WORK TO COMPLETE. Copy every line of the data exactly, leaving nothing out.

TASK MATERIAL.
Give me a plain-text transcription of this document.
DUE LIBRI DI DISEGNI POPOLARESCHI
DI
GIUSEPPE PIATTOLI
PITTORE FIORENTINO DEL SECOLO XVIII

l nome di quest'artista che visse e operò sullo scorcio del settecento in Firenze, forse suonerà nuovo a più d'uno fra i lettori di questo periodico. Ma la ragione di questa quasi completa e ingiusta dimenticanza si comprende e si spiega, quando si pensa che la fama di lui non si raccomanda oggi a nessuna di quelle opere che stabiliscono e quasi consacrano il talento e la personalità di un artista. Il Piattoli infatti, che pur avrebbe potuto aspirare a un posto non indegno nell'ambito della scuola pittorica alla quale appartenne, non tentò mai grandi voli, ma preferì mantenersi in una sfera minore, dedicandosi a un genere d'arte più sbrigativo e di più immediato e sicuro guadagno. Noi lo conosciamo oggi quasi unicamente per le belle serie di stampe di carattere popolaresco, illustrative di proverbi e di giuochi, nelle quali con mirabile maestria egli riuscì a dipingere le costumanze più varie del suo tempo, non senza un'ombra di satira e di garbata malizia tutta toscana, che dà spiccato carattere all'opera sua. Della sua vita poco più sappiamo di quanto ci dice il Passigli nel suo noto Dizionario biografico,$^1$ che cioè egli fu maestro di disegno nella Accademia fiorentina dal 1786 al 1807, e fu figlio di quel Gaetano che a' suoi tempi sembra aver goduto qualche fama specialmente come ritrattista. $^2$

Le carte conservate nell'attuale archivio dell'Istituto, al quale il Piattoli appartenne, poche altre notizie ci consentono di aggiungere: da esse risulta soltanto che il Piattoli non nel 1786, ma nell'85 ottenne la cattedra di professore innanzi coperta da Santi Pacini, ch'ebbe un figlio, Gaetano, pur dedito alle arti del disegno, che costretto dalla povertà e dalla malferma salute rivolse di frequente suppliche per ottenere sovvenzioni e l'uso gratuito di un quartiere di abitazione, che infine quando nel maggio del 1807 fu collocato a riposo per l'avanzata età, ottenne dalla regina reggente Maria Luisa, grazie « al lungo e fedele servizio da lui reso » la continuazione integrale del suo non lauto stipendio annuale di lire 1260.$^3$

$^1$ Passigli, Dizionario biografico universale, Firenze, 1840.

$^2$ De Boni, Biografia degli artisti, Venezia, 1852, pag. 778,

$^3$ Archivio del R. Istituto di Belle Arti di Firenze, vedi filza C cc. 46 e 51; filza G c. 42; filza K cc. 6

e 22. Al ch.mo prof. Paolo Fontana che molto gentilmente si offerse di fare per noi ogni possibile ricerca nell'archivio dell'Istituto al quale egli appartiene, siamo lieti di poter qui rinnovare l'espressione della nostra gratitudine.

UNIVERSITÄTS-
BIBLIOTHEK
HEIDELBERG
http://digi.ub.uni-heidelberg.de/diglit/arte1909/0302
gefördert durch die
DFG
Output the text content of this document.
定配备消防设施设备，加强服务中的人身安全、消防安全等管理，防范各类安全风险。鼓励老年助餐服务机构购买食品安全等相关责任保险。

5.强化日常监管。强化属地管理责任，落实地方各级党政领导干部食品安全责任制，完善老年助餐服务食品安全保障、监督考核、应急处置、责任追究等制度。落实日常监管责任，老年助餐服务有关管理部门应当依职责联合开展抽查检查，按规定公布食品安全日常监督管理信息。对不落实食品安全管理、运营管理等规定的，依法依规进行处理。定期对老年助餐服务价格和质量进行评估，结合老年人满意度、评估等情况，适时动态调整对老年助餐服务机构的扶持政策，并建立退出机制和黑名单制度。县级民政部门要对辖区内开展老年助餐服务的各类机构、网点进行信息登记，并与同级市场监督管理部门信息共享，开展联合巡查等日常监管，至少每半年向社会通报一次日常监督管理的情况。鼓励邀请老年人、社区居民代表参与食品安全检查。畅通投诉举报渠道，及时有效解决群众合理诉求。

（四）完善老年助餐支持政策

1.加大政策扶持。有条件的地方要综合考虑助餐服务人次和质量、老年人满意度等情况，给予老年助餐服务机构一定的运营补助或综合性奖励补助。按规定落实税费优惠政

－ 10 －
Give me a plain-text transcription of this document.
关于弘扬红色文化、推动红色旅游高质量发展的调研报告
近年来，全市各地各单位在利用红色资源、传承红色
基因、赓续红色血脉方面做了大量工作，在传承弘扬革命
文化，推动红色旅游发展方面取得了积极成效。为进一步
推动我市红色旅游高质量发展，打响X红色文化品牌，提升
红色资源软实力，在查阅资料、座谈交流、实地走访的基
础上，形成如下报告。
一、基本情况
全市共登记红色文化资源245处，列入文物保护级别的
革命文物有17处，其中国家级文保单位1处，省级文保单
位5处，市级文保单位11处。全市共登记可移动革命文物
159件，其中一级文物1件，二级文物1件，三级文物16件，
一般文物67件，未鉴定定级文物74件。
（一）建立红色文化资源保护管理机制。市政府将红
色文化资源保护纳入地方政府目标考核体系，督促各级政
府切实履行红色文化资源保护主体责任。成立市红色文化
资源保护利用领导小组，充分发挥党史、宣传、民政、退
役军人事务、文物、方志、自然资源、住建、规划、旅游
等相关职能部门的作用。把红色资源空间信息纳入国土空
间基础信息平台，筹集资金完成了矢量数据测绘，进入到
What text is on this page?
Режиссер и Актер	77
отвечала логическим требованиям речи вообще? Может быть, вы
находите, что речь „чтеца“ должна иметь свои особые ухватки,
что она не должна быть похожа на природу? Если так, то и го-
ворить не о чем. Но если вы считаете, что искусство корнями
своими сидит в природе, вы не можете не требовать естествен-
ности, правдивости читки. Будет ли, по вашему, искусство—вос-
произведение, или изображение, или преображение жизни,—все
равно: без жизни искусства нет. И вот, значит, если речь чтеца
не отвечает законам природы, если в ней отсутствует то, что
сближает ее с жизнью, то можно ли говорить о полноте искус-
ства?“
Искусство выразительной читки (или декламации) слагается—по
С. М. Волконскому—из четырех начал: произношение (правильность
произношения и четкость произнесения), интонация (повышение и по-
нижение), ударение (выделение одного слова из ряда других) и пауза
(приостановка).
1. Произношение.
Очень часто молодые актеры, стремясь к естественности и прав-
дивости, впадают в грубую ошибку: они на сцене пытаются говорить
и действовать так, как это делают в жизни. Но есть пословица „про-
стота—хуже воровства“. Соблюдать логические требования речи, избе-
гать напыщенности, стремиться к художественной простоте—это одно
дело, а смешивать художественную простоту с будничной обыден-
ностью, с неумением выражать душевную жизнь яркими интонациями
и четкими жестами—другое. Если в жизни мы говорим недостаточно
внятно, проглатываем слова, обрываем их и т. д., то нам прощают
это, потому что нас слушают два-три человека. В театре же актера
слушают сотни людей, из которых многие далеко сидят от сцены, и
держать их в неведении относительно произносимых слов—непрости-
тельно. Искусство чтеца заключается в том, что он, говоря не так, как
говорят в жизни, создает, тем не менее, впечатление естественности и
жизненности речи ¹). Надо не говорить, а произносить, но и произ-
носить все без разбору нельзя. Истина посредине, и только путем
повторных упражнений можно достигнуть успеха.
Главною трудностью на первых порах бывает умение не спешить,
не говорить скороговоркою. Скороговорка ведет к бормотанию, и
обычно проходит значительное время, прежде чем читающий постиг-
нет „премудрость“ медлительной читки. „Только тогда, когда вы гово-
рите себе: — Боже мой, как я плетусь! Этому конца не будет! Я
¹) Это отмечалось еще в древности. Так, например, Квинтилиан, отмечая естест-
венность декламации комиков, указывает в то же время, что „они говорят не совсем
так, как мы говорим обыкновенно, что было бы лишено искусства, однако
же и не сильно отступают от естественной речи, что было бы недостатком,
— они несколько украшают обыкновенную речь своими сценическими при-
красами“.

COMPLETED TASK.
Give me a plain-text transcription of this document.
DUE LIBRI DI DISEGNI POPOLARESCHI
DI
GIUSEPPE PIATTOLI
PITTORE FIORENTINO DEL SECOLO XVIII

l nome di quest'artista che visse e operò sullo scorcio del settecento in Firenze, forse suonerà nuovo a più d'uno fra i lettori di questo periodico. Ma la ragione di questa quasi completa e ingiusta dimenticanza si comprende e si spiega, quando si pensa che la fama di lui non si raccomanda oggi a nessuna di quelle opere che stabiliscono e quasi consacrano il talento e la personalità di un artista. Il Piattoli infatti, che pur avrebbe potuto aspirare a un posto non indegno nell'ambito della scuola pittorica alla quale appartenne, non tentò mai grandi voli, ma preferì mantenersi in una sfera minore, dedicandosi a un genere d'arte più sbrigativo e di più immediato e sicuro guadagno. Noi lo conosciamo oggi quasi unicamente per le belle serie di stampe di carattere popolaresco, illustrative di proverbi e di giuochi, nelle quali con mirabile maestria egli riuscì a dipingere le costumanze più varie del suo tempo, non senza un'ombra di satira e di garbata malizia tutta toscana, che dà spiccato carattere all'opera sua. Della sua vita poco più sappiamo di quanto ci dice il Passigli nel suo noto Dizionario biografico,$^1$ che cioè egli fu maestro di disegno nella Accademia fiorentina dal 1786 al 1807, e fu figlio di quel Gaetano che a' suoi tempi sembra aver goduto qualche fama specialmente come ritrattista. $^2$

Le carte conservate nell'attuale archivio dell'Istituto, al quale il Piattoli appartenne, poche altre notizie ci consentono di aggiungere: da esse risulta soltanto che il Piattoli non nel 1786, ma nell'85 ottenne la cattedra di professore innanzi coperta da Santi Pacini, ch'ebbe un figlio, Gaetano, pur dedito alle arti del disegno, che costretto dalla povertà e dalla malferma salute rivolse di frequente suppliche per ottenere sovvenzioni e l'uso gratuito di un quartiere di abitazione, che infine quando nel maggio del 1807 fu collocato a riposo per l'avanzata età, ottenne dalla regina reggente Maria Luisa, grazie « al lungo e fedele servizio da lui reso » la continuazione integrale del suo non lauto stipendio annuale di lire 1260.$^3$

$^1$ Passigli, Dizionario biografico universale, Firenze, 1840.

$^2$ De Boni, Biografia degli artisti, Venezia, 1852, pag. 778,

$^3$ Archivio del R. Istituto di Belle Arti di Firenze, vedi filza C cc. 46 e 51; filza G c. 42; filza K cc. 6

e 22. Al ch.mo prof. Paolo Fontana che molto gentilmente si offerse di fare per noi ogni possibile ricerca nell'archivio dell'Istituto al quale egli appartiene, siamo lieti di poter qui rinnovare l'espressione della nostra gratitudine.

UNIVERSITÄTS-
BIBLIOTHEK
HEIDELBERG
http://digi.ub.uni-heidelberg.de/diglit/arte1909/0302
gefördert durch die
DFG
Output the text content of this document.
定配备消防设施设备，加强服务中的人身安全、消防安全等管理，防范各类安全风险。鼓励老年助餐服务机构购买食品安全等相关责任保险。

5.强化日常监管。强化属地管理责任，落实地方各级党政领导干部食品安全责任制，完善老年助餐服务食品安全保障、监督考核、应急处置、责任追究等制度。落实日常监管责任，老年助餐服务有关管理部门应当依职责联合开展抽查检查，按规定公布食品安全日常监督管理信息。对不落实食品安全管理、运营管理等规定的，依法依规进行处理。定期对老年助餐服务价格和质量进行评估，结合老年人满意度、评估等情况，适时动态调整对老年助餐服务机构的扶持政策，并建立退出机制和黑名单制度。县级民政部门要对辖区内开展老年助餐服务的各类机构、网点进行信息登记，并与同级市场监督管理部门信息共享，开展联合巡查等日常监管，至少每半年向社会通报一次日常监督管理的情况。鼓励邀请老年人、社区居民代表参与食品安全检查。畅通投诉举报渠道，及时有效解决群众合理诉求。

（四）完善老年助餐支持政策

1.加大政策扶持。有条件的地方要综合考虑助餐服务人次和质量、老年人满意度等情况，给予老年助餐服务机构一定的运营补助或综合性奖励补助。按规定落实税费优惠政

－ 10 －
Give me a plain-text transcription of this document.
关于弘扬红色文化、推动红色旅游高质量发展的调研报告
近年来，全市各地各单位在利用红色资源、传承红色
基因、赓续红色血脉方面做了大量工作，在传承弘扬革命
文化，推动红色旅游发展方面取得了积极成效。为进一步
推动我市红色旅游高质量发展，打响X红色文化品牌，提升
红色资源软实力，在查阅资料、座谈交流、实地走访的基
础上，形成如下报告。
一、基本情况
全市共登记红色文化资源245处，列入文物保护级别的
革命文物有17处，其中国家级文保单位1处，省级文保单
位5处，市级文保单位11处。全市共登记可移动革命文物
159件，其中一级文物1件，二级文物1件，三级文物16件，
一般文物67件，未鉴定定级文物74件。
（一）建立红色文化资源保护管理机制。市政府将红
色文化资源保护纳入地方政府目标考核体系，督促各级政
府切实履行红色文化资源保护主体责任。成立市红色文化
资源保护利用领导小组，充分发挥党史、宣传、民政、退
役军人事务、文物、方志、自然资源、住建、规划、旅游
等相关职能部门的作用。把红色资源空间信息纳入国土空
间基础信息平台，筹集资金完成了矢量数据测绘，进入到
What text is on this page?
Режиссер и Актер	77
отвечала логическим требованиям речи вообще? Может быть, вы
находите, что речь „чтеца“ должна иметь свои особые ухватки,
что она не должна быть похожа на природу? Если так, то и го-
ворить не о чем. Но если вы считаете, что искусство корнями
своими сидит в природе, вы не можете не требовать естествен-
ности, правдивости читки. Будет ли, по вашему, искусство—вос-
произведение, или изображение, или преображение жизни,—все
равно: без жизни искусства нет. И вот, значит, если речь чтеца
не отвечает законам природы, если в ней отсутствует то, что
сближает ее с жизнью, то можно ли говорить о полноте искус-
ства?“
Искусство выразительной читки (или декламации) слагается—по
С. М. Волконскому—из четырех начал: произношение (правильность
произношения и четкость произнесения), интонация (повышение и по-
нижение), ударение (выделение одного слова из ряда других) и пауза
(приостановка).
1. Произношение.
Очень часто молодые актеры, стремясь к естественности и прав-
дивости, впадают в грубую ошибку: они на сцене пытаются говорить
и действовать так, как это делают в жизни. Но есть пословица „про-
стота—хуже воровства“. Соблюдать логические требования речи, избе-
гать напыщенности, стремиться к художественной простоте—это одно
дело, а смешивать художественную простоту с будничной обыден-
ностью, с неумением выражать душевную жизнь яркими интонациями
и четкими жестами—другое. Если в жизни мы говорим недостаточно
внятно, проглатываем слова, обрываем их и т. д., то нам прощают
это, потому что нас слушают два-три человека. В театре же актера
слушают сотни людей, из которых многие далеко сидят от сцены, и
держать их в неведении относительно произносимых слов—непрости-
тельно. Искусство чтеца заключается в том, что он, говоря не так, как
говорят в жизни, создает, тем не менее, впечатление естественности и
жизненности речи ¹). Надо не говорить, а произносить, но и произ-
носить все без разбору нельзя. Истина посредине, и только путем
повторных упражнений можно достигнуть успеха.
Главною трудностью на первых порах бывает умение не спешить,
не говорить скороговоркою. Скороговорка ведет к бормотанию, и
обычно проходит значительное время, прежде чем читающий постиг-
нет „премудрость“ медлительной читки. „Только тогда, когда вы гово-
рите себе: — Боже мой, как я плетусь! Этому конца не будет! Я
¹) Это отмечалось еще в древности. Так, например, Квинтилиан, отмечая естест-
венность декламации комиков, указывает в то же время, что „они говорят не совсем
так, как мы говорим обыкновенно, что было бы лишено искусства, однако
же и не сильно отступают от естественной речи, что было бы недостатком,
— они несколько украшают обыкновенную речь своими сценическими при-
красами“.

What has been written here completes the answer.